• Objective: Leave out every picture, then transcribe the rest of the listing exactly.

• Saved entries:

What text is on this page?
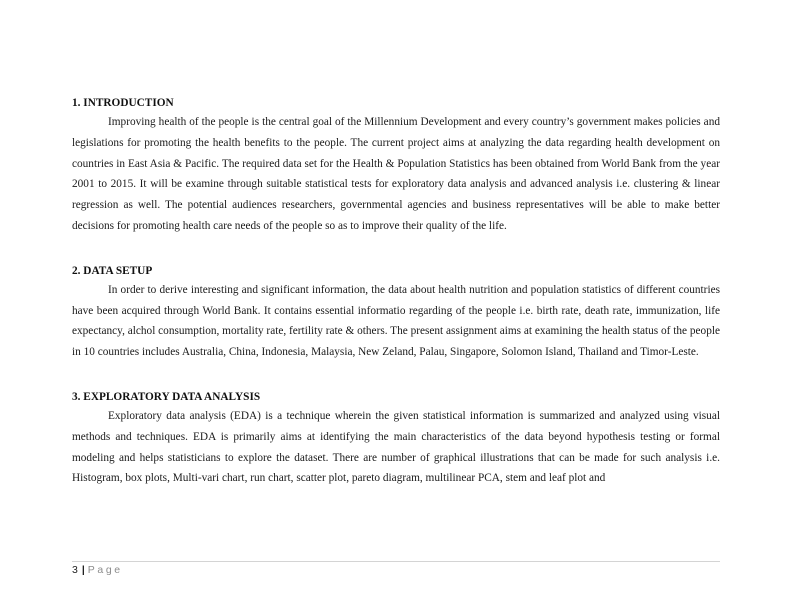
1. INTRODUCTION

Improving health of the people is the central goal of the Millennium Development and every country’s government makes policies and legislations for promoting the health benefits to the people. The current project aims at analyzing the data regarding health development on countries in East Asia & Pacific. The required data set for the Health & Population Statistics has been obtained from World Bank from the year 2001 to 2015. It will be examine through suitable statistical tests for exploratory data analysis and advanced analysis i.e. clustering & linear regression as well. The potential audiences researchers, governmental agencies and business representatives will be able to make better decisions for promoting health care needs of the people so as to improve their quality of the life.

2. DATA SETUP

In order to derive interesting and significant information, the data about health nutrition and population statistics of different countries have been acquired through World Bank. It contains essential informatio regarding of the people i.e. birth rate, death rate, immunization, life expectancy, alchol consumption, mortality rate, fertility rate & others. The present assignment aims at examining the health status of the people in 10 countries includes Australia, China, Indonesia, Malaysia, New Zeland, Palau, Singapore, Solomon Island, Thailand and Timor-Leste.

3. EXPLORATORY DATA ANALYSIS

Exploratory data analysis (EDA) is a technique wherein the given statistical information is summarized and analyzed using visual methods and techniques. EDA is primarily aims at identifying the main characteristics of the data beyond hypothesis testing or formal modeling and helps statisticians to explore the dataset. There are number of graphical illustrations that can be made for such analysis i.e. Histogram, box plots, Multi-vari chart, run chart, scatter plot, pareto diagram, multilinear PCA, stem and leaf plot and

3 | Page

• Task solution:
What text is on this page?
1. INTRODUCTION

Improving health of the people is the central goal of the Millennium Development and every country’s government makes policies and legislations for promoting the health benefits to the people. The current project aims at analyzing the data regarding health development on countries in East Asia & Pacific. The required data set for the Health & Population Statistics has been obtained from World Bank from the year 2001 to 2015. It will be examine through suitable statistical tests for exploratory data analysis and advanced analysis i.e. clustering & linear regression as well. The potential audiences researchers, governmental agencies and business representatives will be able to make better decisions for promoting health care needs of the people so as to improve their quality of the life.

2. DATA SETUP

In order to derive interesting and significant information, the data about health nutrition and population statistics of different countries have been acquired through World Bank. It contains essential informatio regarding of the people i.e. birth rate, death rate, immunization, life expectancy, alchol consumption, mortality rate, fertility rate & others. The present assignment aims at examining the health status of the people in 10 countries includes Australia, China, Indonesia, Malaysia, New Zeland, Palau, Singapore, Solomon Island, Thailand and Timor-Leste.

3. EXPLORATORY DATA ANALYSIS

Exploratory data analysis (EDA) is a technique wherein the given statistical information is summarized and analyzed using visual methods and techniques. EDA is primarily aims at identifying the main characteristics of the data beyond hypothesis testing or formal modeling and helps statisticians to explore the dataset. There are number of graphical illustrations that can be made for such analysis i.e. Histogram, box plots, Multi-vari chart, run chart, scatter plot, pareto diagram, multilinear PCA, stem and leaf plot and

3 | Page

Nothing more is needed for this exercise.